• **Stated exercise**
Everything in the listing should be restated word for word.

-- Material for this task start --

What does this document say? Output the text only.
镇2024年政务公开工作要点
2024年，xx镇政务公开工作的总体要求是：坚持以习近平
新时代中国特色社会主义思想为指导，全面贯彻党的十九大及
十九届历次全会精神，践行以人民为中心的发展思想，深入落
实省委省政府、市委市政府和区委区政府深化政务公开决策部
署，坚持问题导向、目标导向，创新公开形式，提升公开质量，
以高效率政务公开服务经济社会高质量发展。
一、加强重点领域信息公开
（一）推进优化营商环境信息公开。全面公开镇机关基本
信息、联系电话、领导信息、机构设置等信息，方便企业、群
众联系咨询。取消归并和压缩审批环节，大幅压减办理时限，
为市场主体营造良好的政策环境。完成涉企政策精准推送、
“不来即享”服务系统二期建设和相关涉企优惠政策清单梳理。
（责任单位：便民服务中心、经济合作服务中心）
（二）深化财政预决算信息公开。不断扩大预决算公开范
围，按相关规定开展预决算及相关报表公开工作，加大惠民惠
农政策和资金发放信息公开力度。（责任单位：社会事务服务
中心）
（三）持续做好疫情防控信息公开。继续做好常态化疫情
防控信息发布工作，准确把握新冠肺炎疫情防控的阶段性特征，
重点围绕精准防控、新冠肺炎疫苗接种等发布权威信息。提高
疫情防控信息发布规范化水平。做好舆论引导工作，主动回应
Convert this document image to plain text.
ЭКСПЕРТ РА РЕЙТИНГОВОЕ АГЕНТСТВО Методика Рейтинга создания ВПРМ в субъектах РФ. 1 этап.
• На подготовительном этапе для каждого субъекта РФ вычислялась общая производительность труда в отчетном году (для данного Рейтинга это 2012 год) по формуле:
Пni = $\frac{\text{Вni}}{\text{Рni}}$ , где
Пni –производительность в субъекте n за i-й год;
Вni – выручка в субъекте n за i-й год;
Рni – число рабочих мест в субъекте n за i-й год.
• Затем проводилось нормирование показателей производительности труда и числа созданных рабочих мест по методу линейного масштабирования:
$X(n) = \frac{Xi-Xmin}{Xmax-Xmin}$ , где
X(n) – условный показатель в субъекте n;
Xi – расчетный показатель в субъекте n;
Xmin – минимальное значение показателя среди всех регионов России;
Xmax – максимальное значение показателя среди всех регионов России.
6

-- Material for this task end --

• **Completed task**
What does this document say? Output the text only.
镇2024年政务公开工作要点
2024年，xx镇政务公开工作的总体要求是：坚持以习近平
新时代中国特色社会主义思想为指导，全面贯彻党的十九大及
十九届历次全会精神，践行以人民为中心的发展思想，深入落
实省委省政府、市委市政府和区委区政府深化政务公开决策部
署，坚持问题导向、目标导向，创新公开形式，提升公开质量，
以高效率政务公开服务经济社会高质量发展。
一、加强重点领域信息公开
（一）推进优化营商环境信息公开。全面公开镇机关基本
信息、联系电话、领导信息、机构设置等信息，方便企业、群
众联系咨询。取消归并和压缩审批环节，大幅压减办理时限，
为市场主体营造良好的政策环境。完成涉企政策精准推送、
“不来即享”服务系统二期建设和相关涉企优惠政策清单梳理。
（责任单位：便民服务中心、经济合作服务中心）
（二）深化财政预决算信息公开。不断扩大预决算公开范
围，按相关规定开展预决算及相关报表公开工作，加大惠民惠
农政策和资金发放信息公开力度。（责任单位：社会事务服务
中心）
（三）持续做好疫情防控信息公开。继续做好常态化疫情
防控信息发布工作，准确把握新冠肺炎疫情防控的阶段性特征，
重点围绕精准防控、新冠肺炎疫苗接种等发布权威信息。提高
疫情防控信息发布规范化水平。做好舆论引导工作，主动回应
Convert this document image to plain text.
ЭКСПЕРТ РА РЕЙТИНГОВОЕ АГЕНТСТВО Методика Рейтинга создания ВПРМ в субъектах РФ. 1 этап.
• На подготовительном этапе для каждого субъекта РФ вычислялась общая производительность труда в отчетном году (для данного Рейтинга это 2012 год) по формуле:
Пni = $\frac{\text{Вni}}{\text{Рni}}$ , где
Пni –производительность в субъекте n за i-й год;
Вni – выручка в субъекте n за i-й год;
Рni – число рабочих мест в субъекте n за i-й год.
• Затем проводилось нормирование показателей производительности труда и числа созданных рабочих мест по методу линейного масштабирования:
$X(n) = \frac{Xi-Xmin}{Xmax-Xmin}$ , где
X(n) – условный показатель в субъекте n;
Xi – расчетный показатель в субъекте n;
Xmin – минимальное значение показателя среди всех регионов России;
Xmax – максимальное значение показателя среди всех регионов России.
6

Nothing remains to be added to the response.